**Material**:
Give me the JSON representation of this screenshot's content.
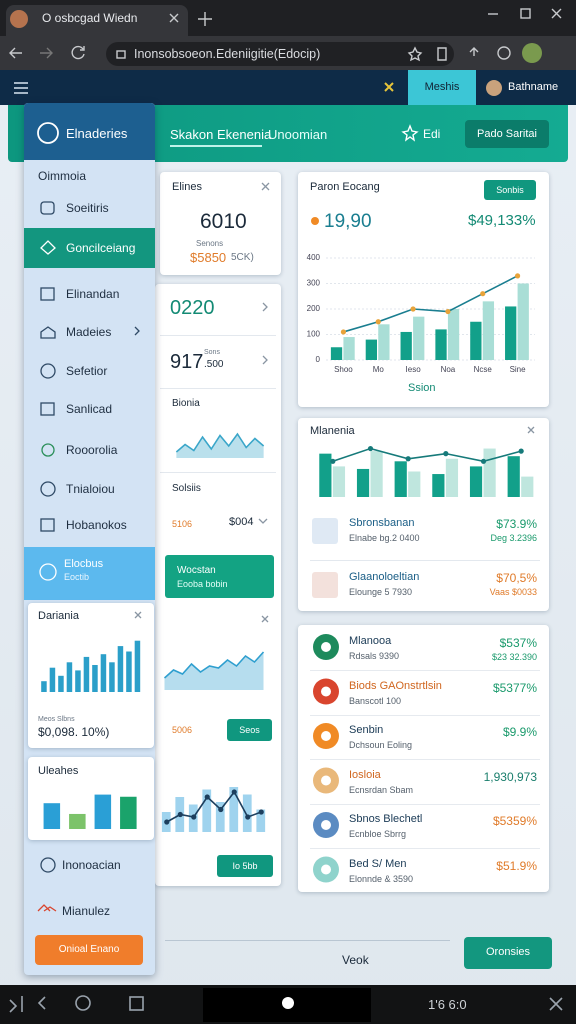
{
  "browser": {
    "tab_title": "O osbcgad Wiedn",
    "url": "Inonsobsoeon.Edeniigitie(Edocip)"
  },
  "header": {
    "active_tab": "Meshis",
    "user": "Bathname"
  },
  "nav": {
    "links": [
      "Skakon Ekenenia",
      "Unoomian"
    ],
    "edit": "Edi",
    "button": "Pado Saritai"
  },
  "sidebar": {
    "title": "Elnaderies",
    "section": "Oimmoia",
    "items": [
      "Soeitiris",
      "Goncilceiang",
      "Elinandan",
      "Madeies",
      "Sefetior",
      "Sanlicad",
      "Rooorolia",
      "Tnialoiou",
      "Hobanokos"
    ],
    "highlight": {
      "title": "Elocbus",
      "subtitle": "Eoctib"
    },
    "card": {
      "title": "Dariania",
      "caption": "Meos Slbns",
      "value": "$0,098. 10%)"
    },
    "card2": {
      "title": "Uleahes"
    },
    "footer_items": [
      "Inonoacian",
      "Mianulez"
    ],
    "button": "Onioal Enano"
  },
  "middle": {
    "card": {
      "title": "Elines",
      "value": "6010",
      "caption": "Senons",
      "amount": "$5850",
      "note": "5CK)"
    },
    "stat1": "0220",
    "stat2": {
      "value": "917",
      "unit": ".500",
      "caption": "Sons"
    },
    "chart_title": "Bionia",
    "section": "Solsiis",
    "left_value": "5106",
    "right_value": "$004",
    "promo": {
      "title": "Wocstan",
      "subtitle": "Eooba bobin"
    },
    "value2": "5006",
    "button1": "Seos",
    "button2": "Io 5bb"
  },
  "main_card": {
    "title": "Paron Eocang",
    "button": "Sonbis",
    "value": "19,90",
    "change": "$49,133%",
    "footer": "Ssion"
  },
  "second_card": {
    "title": "Mlanenia",
    "rows": [
      {
        "title": "Sbronsbanan",
        "subtitle": "Elnabe bg.2 0400",
        "value": "$73.9%",
        "note": "Deg 3.2396",
        "value_color": "#1a9a6c"
      },
      {
        "title": "Glaanoloeltian",
        "subtitle": "Elounge 5 7930",
        "value": "$70,5%",
        "note": "Vaas $0033",
        "value_color": "#e07b2a"
      }
    ]
  },
  "list": {
    "rows": [
      {
        "title": "Mlanooa",
        "subtitle": "Rdsals 9390",
        "value": "$537%",
        "note": "$23 32.390",
        "value_color": "#1a9a6c",
        "icon_color": "#1d8a5c"
      },
      {
        "title": "Biods GAOnstrtlsin",
        "subtitle": "Banscotl 100",
        "value": "$5377%",
        "value_color": "#1a9a6c",
        "icon_color": "#d9452e"
      },
      {
        "title": "Senbin",
        "subtitle": "Dchsoun Eoling",
        "value": "$9.9%",
        "value_color": "#1a9a6c",
        "icon_color": "#f08a25"
      },
      {
        "title": "Iosloia",
        "subtitle": "Ecnsrdan Sbam",
        "value": "1,930,973",
        "value_color": "#1a7e6c",
        "icon_color": "#e9b87a"
      },
      {
        "title": "Sbnos Blechetl",
        "subtitle": "Ecnbloe Sbrrg",
        "value": "$5359%",
        "value_color": "#e07b2a",
        "icon_color": "#5b8bc2"
      },
      {
        "title": "Bed S/ Men",
        "subtitle": "Elonnde & 3590",
        "value": "$51.9%",
        "value_color": "#e07b2a",
        "icon_color": "#8fd3cc"
      }
    ]
  },
  "footer": {
    "label": "Veok",
    "button": "Oronsies"
  },
  "system": {
    "status": "1'6 6:0"
  },
  "chart_data": [
    {
      "type": "bar",
      "ylim": [
        0,
        400
      ],
      "yticks": [
        0,
        100,
        200,
        300,
        400
      ],
      "grid": true,
      "categories": [
        "Shoo",
        "Mo",
        "Ieso",
        "Noa",
        "Ncse",
        "Sine"
      ],
      "series": [
        {
          "color": "#12a08a",
          "values": [
            50,
            80,
            110,
            120,
            150,
            210
          ]
        },
        {
          "color": "#a9ded6",
          "values": [
            90,
            140,
            170,
            200,
            230,
            300
          ]
        },
        {
          "kind": "line",
          "color": "#1a7e90",
          "marker_color": "#e8a33a",
          "values": [
            110,
            150,
            200,
            190,
            260,
            330
          ]
        }
      ]
    },
    {
      "type": "bar",
      "ylim": [
        0,
        100
      ],
      "series": [
        {
          "color": "#12a08a",
          "values": [
            85,
            55,
            70,
            45,
            60,
            80
          ]
        },
        {
          "color": "#bfe6de",
          "values": [
            60,
            90,
            50,
            75,
            95,
            40
          ]
        },
        {
          "kind": "line",
          "color": "#167a7a",
          "marker_color": "#167a7a",
          "values": [
            70,
            95,
            75,
            85,
            70,
            90
          ]
        }
      ]
    },
    {
      "type": "bar",
      "ylim": [
        0,
        100
      ],
      "series": [
        {
          "color": "#2b9fc9",
          "values": [
            20,
            45,
            30,
            55,
            40,
            65,
            50,
            70,
            55,
            85,
            75,
            95
          ]
        }
      ]
    },
    {
      "type": "bar",
      "ylim": [
        0,
        100
      ],
      "series": [
        {
          "colors": [
            "#2a9fd6",
            "#7cc36a",
            "#2a9fd6",
            "#1aa36b"
          ],
          "values": [
            60,
            35,
            80,
            75
          ]
        }
      ]
    },
    {
      "type": "area",
      "ylim": [
        0,
        100
      ],
      "series": [
        {
          "color": "#3aa6c9",
          "values": [
            20,
            45,
            25,
            70,
            30,
            75,
            40,
            80,
            35,
            65,
            40
          ]
        }
      ]
    },
    {
      "type": "area",
      "ylim": [
        0,
        100
      ],
      "series": [
        {
          "color": "#2f9fcf",
          "values": [
            30,
            50,
            40,
            65,
            45,
            60,
            55,
            75,
            60,
            85,
            70,
            95
          ]
        }
      ]
    },
    {
      "type": "bar",
      "ylim": [
        0,
        100
      ],
      "series": [
        {
          "color": "#9fd3ee",
          "values": [
            40,
            70,
            55,
            85,
            60,
            90,
            75,
            45
          ]
        },
        {
          "kind": "line",
          "color": "#1d3f5e",
          "marker_color": "#1d3f5e",
          "values": [
            20,
            35,
            30,
            70,
            45,
            80,
            30,
            40
          ]
        }
      ]
    }
  ]
}
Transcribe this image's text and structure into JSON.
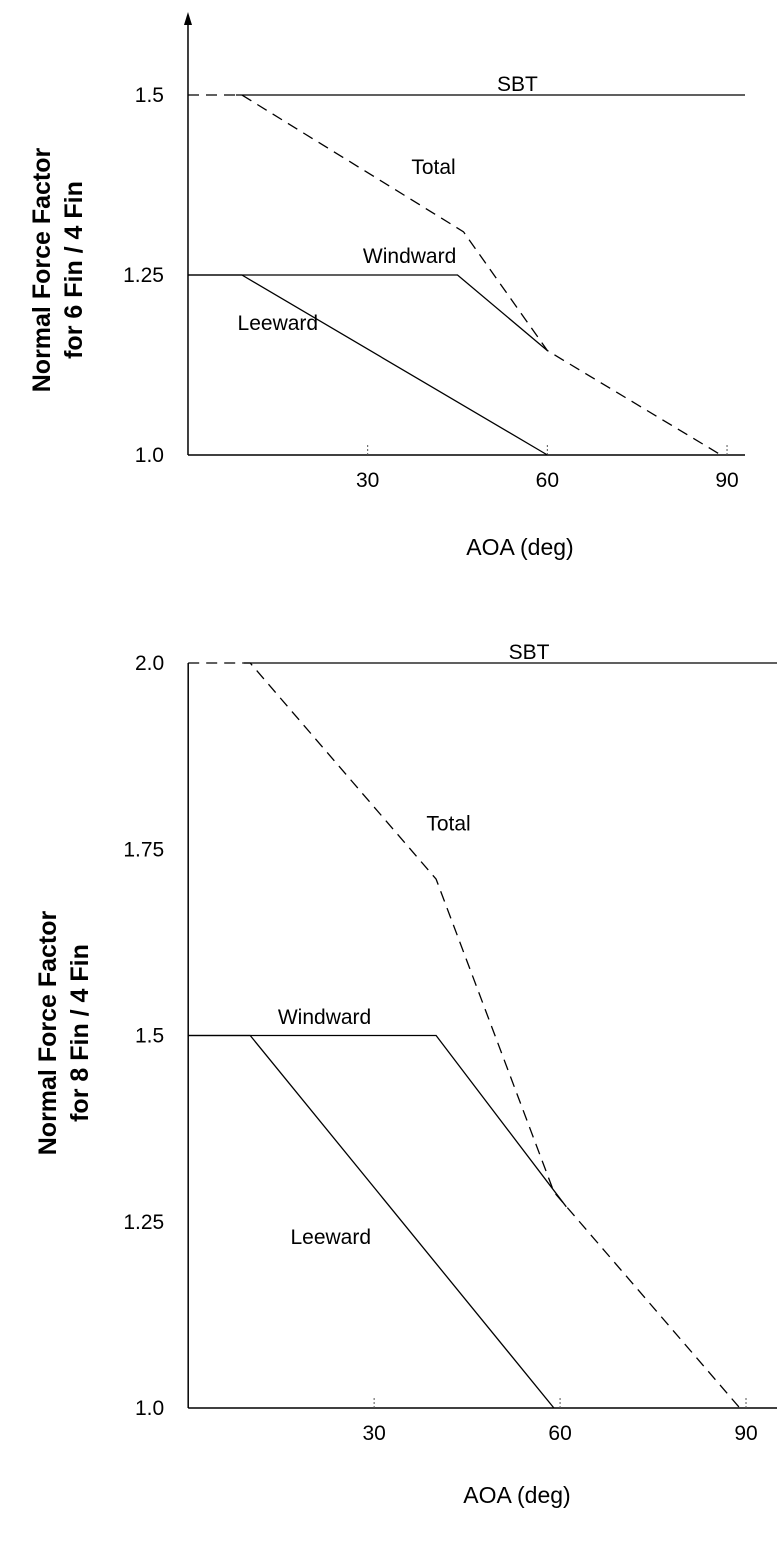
{
  "chart_data": [
    {
      "type": "line",
      "ylabel_lines": [
        "Normal Force Factor",
        "for 6 Fin / 4 Fin"
      ],
      "xlabel": "AOA (deg)",
      "xlim": [
        -1,
        93
      ],
      "ylim": [
        1.0,
        1.5
      ],
      "x_ticks": [
        30,
        60,
        90
      ],
      "y_ticks": [
        {
          "value": 1.0,
          "label": "1.0"
        },
        {
          "value": 1.25,
          "label": "1.25"
        },
        {
          "value": 1.5,
          "label": "1.5"
        }
      ],
      "series": [
        {
          "name": "SBT",
          "style": "solid",
          "x": [
            8,
            93
          ],
          "y": [
            1.5,
            1.5
          ],
          "label_at": [
            55,
            1.5
          ]
        },
        {
          "name": "Total",
          "style": "dashed",
          "x": [
            0,
            9,
            46,
            60,
            89
          ],
          "y": [
            1.5,
            1.5,
            1.31,
            1.145,
            1.0
          ],
          "label_at": [
            41,
            1.385
          ]
        },
        {
          "name": "Windward",
          "style": "solid",
          "x": [
            0,
            45,
            60
          ],
          "y": [
            1.25,
            1.25,
            1.145
          ],
          "label_at": [
            37,
            1.261
          ]
        },
        {
          "name": "Leeward",
          "style": "solid",
          "x": [
            0,
            9,
            60
          ],
          "y": [
            1.25,
            1.25,
            1.0
          ],
          "label_at": [
            15,
            1.168
          ]
        }
      ]
    },
    {
      "type": "line",
      "ylabel_lines": [
        "Normal Force Factor",
        "for 8 Fin / 4 Fin"
      ],
      "xlabel": "AOA (deg)",
      "xlim": [
        -1,
        95
      ],
      "ylim": [
        1.0,
        2.0
      ],
      "x_ticks": [
        30,
        60,
        90
      ],
      "y_ticks": [
        {
          "value": 1.0,
          "label": "1.0"
        },
        {
          "value": 1.25,
          "label": "1.25"
        },
        {
          "value": 1.5,
          "label": "1.5"
        },
        {
          "value": 1.75,
          "label": "1.75"
        },
        {
          "value": 2.0,
          "label": "2.0"
        }
      ],
      "series": [
        {
          "name": "SBT",
          "style": "solid",
          "x": [
            9,
            101
          ],
          "y": [
            2.0,
            2.0
          ],
          "label_at": [
            55,
            2.0
          ]
        },
        {
          "name": "Total",
          "style": "dashed",
          "x": [
            0,
            10,
            40,
            59,
            89
          ],
          "y": [
            2.0,
            2.0,
            1.71,
            1.29,
            1.0
          ],
          "label_at": [
            42,
            1.77
          ]
        },
        {
          "name": "Windward",
          "style": "solid",
          "x": [
            0,
            40,
            61
          ],
          "y": [
            1.5,
            1.5,
            1.27
          ],
          "label_at": [
            22,
            1.51
          ]
        },
        {
          "name": "Leeward",
          "style": "solid",
          "x": [
            0,
            10,
            59
          ],
          "y": [
            1.5,
            1.5,
            1.0
          ],
          "label_at": [
            23,
            1.215
          ]
        }
      ]
    }
  ]
}
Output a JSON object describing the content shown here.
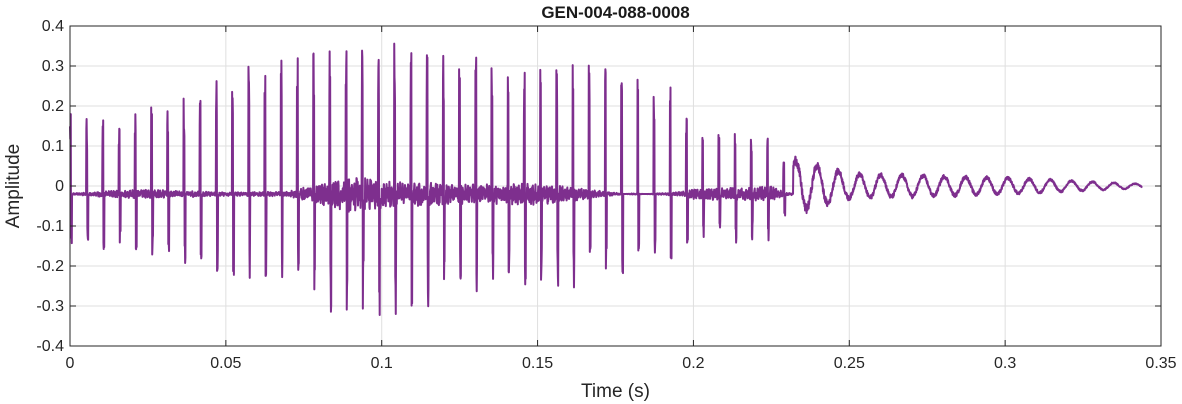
{
  "chart_data": {
    "type": "line",
    "title": "GEN-004-088-0008",
    "xlabel": "Time (s)",
    "ylabel": "Amplitude",
    "xlim": [
      0,
      0.35
    ],
    "ylim": [
      -0.4,
      0.4
    ],
    "xticks": [
      0,
      0.05,
      0.1,
      0.15,
      0.2,
      0.25,
      0.3,
      0.35
    ],
    "xtick_labels": [
      "0",
      "0.05",
      "0.1",
      "0.15",
      "0.2",
      "0.25",
      "0.3",
      "0.35"
    ],
    "yticks": [
      -0.4,
      -0.3,
      -0.2,
      -0.1,
      0,
      0.1,
      0.2,
      0.3,
      0.4
    ],
    "ytick_labels": [
      "-0.4",
      "-0.3",
      "-0.2",
      "-0.1",
      "0",
      "0.1",
      "0.2",
      "0.3",
      "0.4"
    ],
    "grid": true,
    "series": [
      {
        "color": "#7e2f8e",
        "duration": 0.344,
        "envelope": [
          [
            0.0,
            0.2,
            -0.13
          ],
          [
            0.02,
            0.2,
            -0.15
          ],
          [
            0.05,
            0.3,
            -0.2
          ],
          [
            0.07,
            0.36,
            -0.24
          ],
          [
            0.09,
            0.36,
            -0.32
          ],
          [
            0.105,
            0.38,
            -0.3
          ],
          [
            0.13,
            0.35,
            -0.27
          ],
          [
            0.15,
            0.34,
            -0.27
          ],
          [
            0.18,
            0.32,
            -0.2
          ],
          [
            0.195,
            0.27,
            -0.18
          ],
          [
            0.2,
            0.15,
            -0.12
          ],
          [
            0.225,
            0.15,
            -0.13
          ],
          [
            0.23,
            0.07,
            -0.05
          ],
          [
            0.25,
            0.03,
            -0.02
          ],
          [
            0.3,
            0.02,
            -0.02
          ],
          [
            0.344,
            0.005,
            -0.005
          ]
        ]
      }
    ]
  }
}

**Given task**: Using the listing, copy every line where the word "JSON" shows up.

**Task output**:
Give me the JSON representation of this screenshot's content.
Transcribe this image's text and structure into JSON.
Output a JSON object describing the content shown here.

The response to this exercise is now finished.